WRITTEN PROBLEM: Copy out the data below as written; omit any images.

SUPPLIED INFORMATION:
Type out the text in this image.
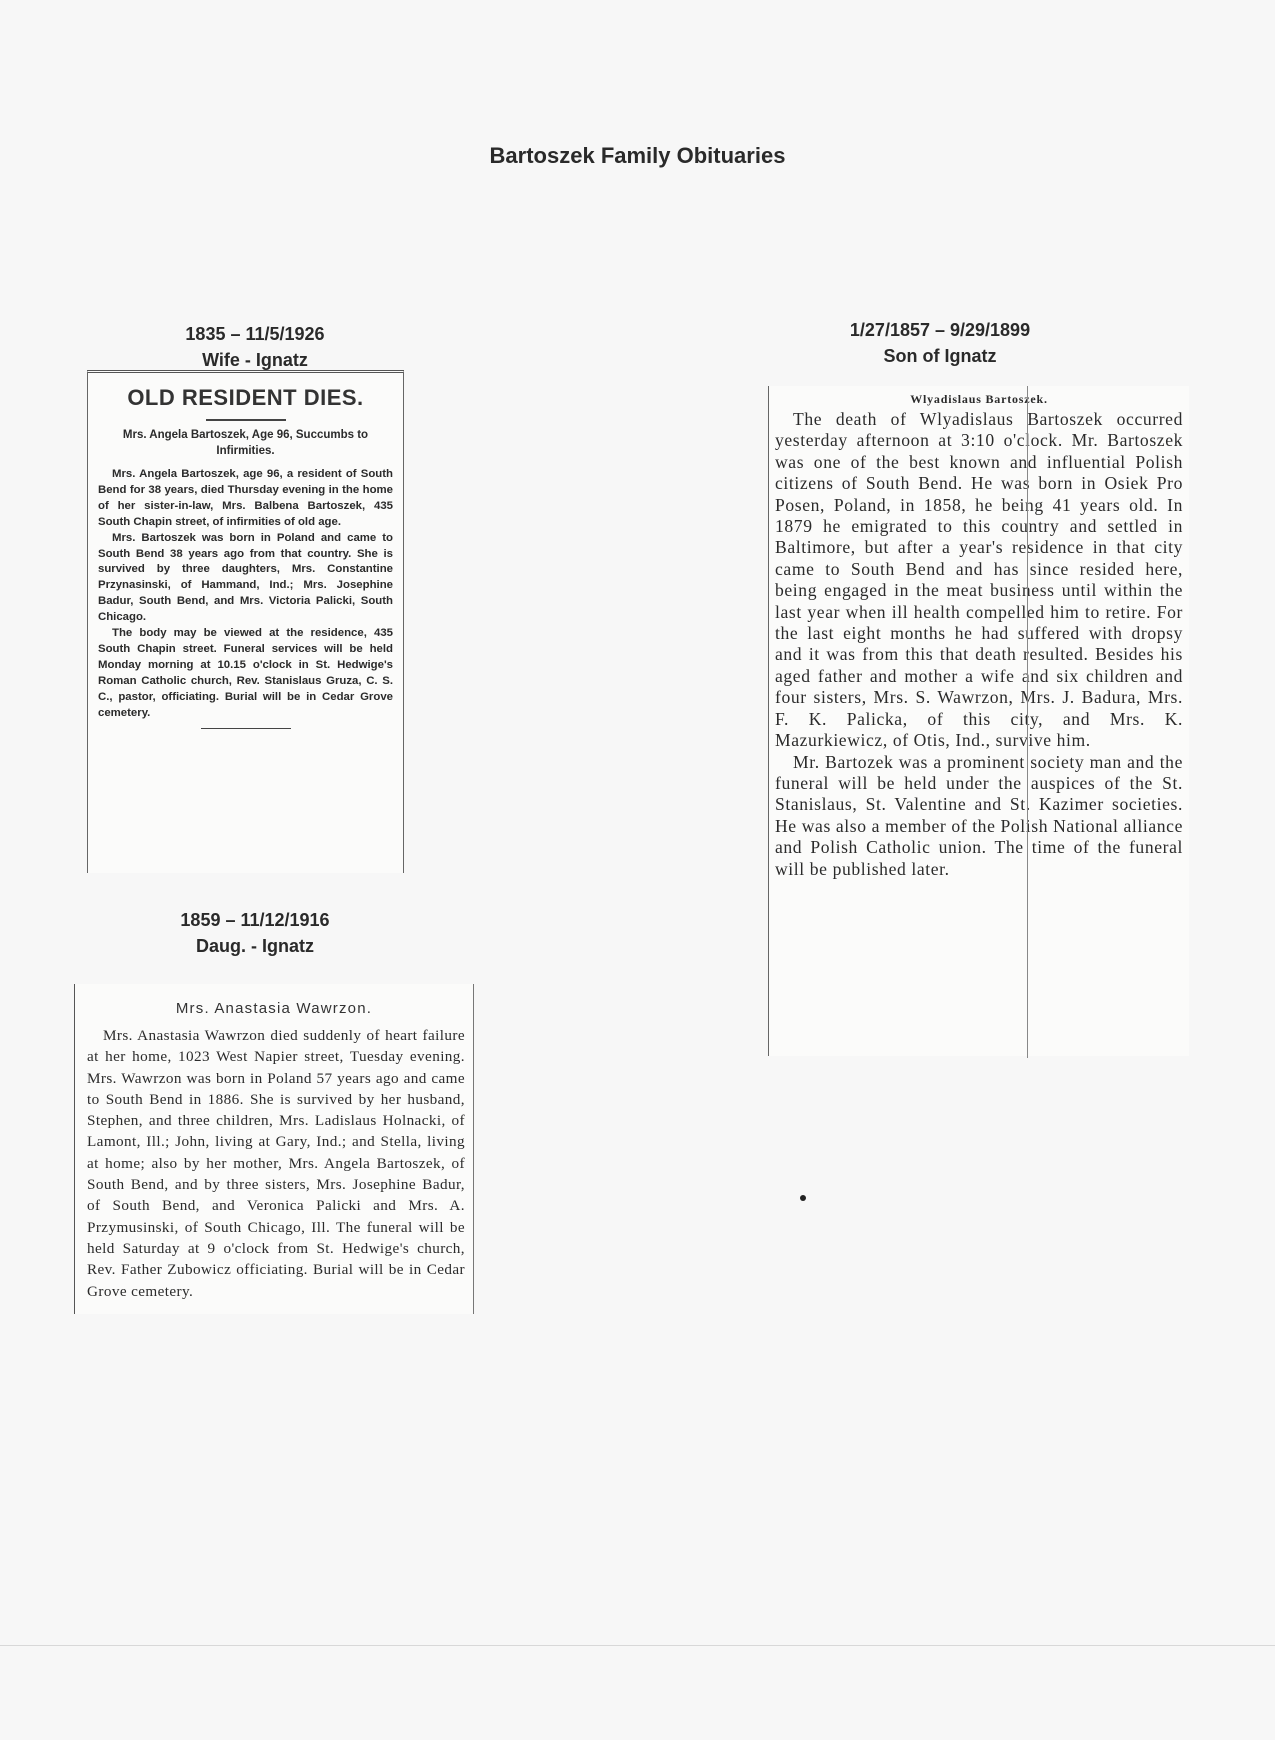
Bartoszek Family Obituaries
1835 – 11/5/1926
Wife - Ignatz
OLD RESIDENT DIES.
Mrs. Angela Bartoszek, Age 96, Succumbs to Infirmities.

Mrs. Angela Bartoszek, age 96, a resident of South Bend for 38 years, died Thursday evening in the home of her sister-in-law, Mrs. Balbena Bartoszek, 435 South Chapin street, of infirmities of old age.

Mrs. Bartoszek was born in Poland and came to South Bend 38 years ago from that country. She is survived by three daughters, Mrs. Constantine Przynasinski, of Hammand, Ind.; Mrs. Josephine Badur, South Bend, and Mrs. Victoria Palicki, South Chicago.

The body may be viewed at the residence, 435 South Chapin street. Funeral services will be held Monday morning at 10.15 o'clock in St. Hedwige's Roman Catholic church, Rev. Stanislaus Gruza, C. S. C., pastor, officiating. Burial will be in Cedar Grove cemetery.

1859 – 11/12/1916
Daug. - Ignatz
Mrs. Anastasia Wawrzon.

Mrs. Anastasia Wawrzon died suddenly of heart failure at her home, 1023 West Napier street, Tuesday evening. Mrs. Wawrzon was born in Poland 57 years ago and came to South Bend in 1886. She is survived by her husband, Stephen, and three children, Mrs. Ladislaus Holnacki, of Lamont, Ill.; John, living at Gary, Ind.; and Stella, living at home; also by her mother, Mrs. Angela Bartoszek, of South Bend, and by three sisters, Mrs. Josephine Badur, of South Bend, and Veronica Palicki and Mrs. A. Przymusinski, of South Chicago, Ill. The funeral will be held Saturday at 9 o'clock from St. Hedwige's church, Rev. Father Zubowicz officiating. Burial will be in Cedar Grove cemetery.

1/27/1857 – 9/29/1899
Son of Ignatz
Wlyadislaus Bartoszek.

The death of Wlyadislaus Bartoszek occurred yesterday afternoon at 3:10 o'clock. Mr. Bartoszek was one of the best known and influential Polish citizens of South Bend. He was born in Osiek Pro Posen, Poland, in 1858, he being 41 years old. In 1879 he emigrated to this country and settled in Baltimore, but after a year's residence in that city came to South Bend and has since resided here, being engaged in the meat business until within the last year when ill health compelled him to retire. For the last eight months he had suffered with dropsy and it was from this that death resulted. Besides his aged father and mother a wife and six children and four sisters, Mrs. S. Wawrzon, Mrs. J. Badura, Mrs. F. K. Palicka, of this city, and Mrs. K. Mazurkiewicz, of Otis, Ind., survive him.

Mr. Bartozek was a prominent society man and the funeral will be held under the auspices of the St. Stanislaus, St. Valentine and St. Kazimer societies. He was also a member of the Polish National alliance and Polish Catholic union. The time of the funeral will be published later.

COMPLETED EXERCISE:
Type out the text in this image.
Bartoszek Family Obituaries
1835 – 11/5/1926
Wife - Ignatz
OLD RESIDENT DIES.
Mrs. Angela Bartoszek, Age 96, Succumbs to Infirmities.

Mrs. Angela Bartoszek, age 96, a resident of South Bend for 38 years, died Thursday evening in the home of her sister-in-law, Mrs. Balbena Bartoszek, 435 South Chapin street, of infirmities of old age.

Mrs. Bartoszek was born in Poland and came to South Bend 38 years ago from that country. She is survived by three daughters, Mrs. Constantine Przynasinski, of Hammand, Ind.; Mrs. Josephine Badur, South Bend, and Mrs. Victoria Palicki, South Chicago.

The body may be viewed at the residence, 435 South Chapin street. Funeral services will be held Monday morning at 10.15 o'clock in St. Hedwige's Roman Catholic church, Rev. Stanislaus Gruza, C. S. C., pastor, officiating. Burial will be in Cedar Grove cemetery.

1859 – 11/12/1916
Daug. - Ignatz
Mrs. Anastasia Wawrzon.

Mrs. Anastasia Wawrzon died suddenly of heart failure at her home, 1023 West Napier street, Tuesday evening. Mrs. Wawrzon was born in Poland 57 years ago and came to South Bend in 1886. She is survived by her husband, Stephen, and three children, Mrs. Ladislaus Holnacki, of Lamont, Ill.; John, living at Gary, Ind.; and Stella, living at home; also by her mother, Mrs. Angela Bartoszek, of South Bend, and by three sisters, Mrs. Josephine Badur, of South Bend, and Veronica Palicki and Mrs. A. Przymusinski, of South Chicago, Ill. The funeral will be held Saturday at 9 o'clock from St. Hedwige's church, Rev. Father Zubowicz officiating. Burial will be in Cedar Grove cemetery.

1/27/1857 – 9/29/1899
Son of Ignatz
Wlyadislaus Bartoszek.

The death of Wlyadislaus Bartoszek occurred yesterday afternoon at 3:10 o'clock. Mr. Bartoszek was one of the best known and influential Polish citizens of South Bend. He was born in Osiek Pro Posen, Poland, in 1858, he being 41 years old. In 1879 he emigrated to this country and settled in Baltimore, but after a year's residence in that city came to South Bend and has since resided here, being engaged in the meat business until within the last year when ill health compelled him to retire. For the last eight months he had suffered with dropsy and it was from this that death resulted. Besides his aged father and mother a wife and six children and four sisters, Mrs. S. Wawrzon, Mrs. J. Badura, Mrs. F. K. Palicka, of this city, and Mrs. K. Mazurkiewicz, of Otis, Ind., survive him.

Mr. Bartozek was a prominent society man and the funeral will be held under the auspices of the St. Stanislaus, St. Valentine and St. Kazimer societies. He was also a member of the Polish National alliance and Polish Catholic union. The time of the funeral will be published later.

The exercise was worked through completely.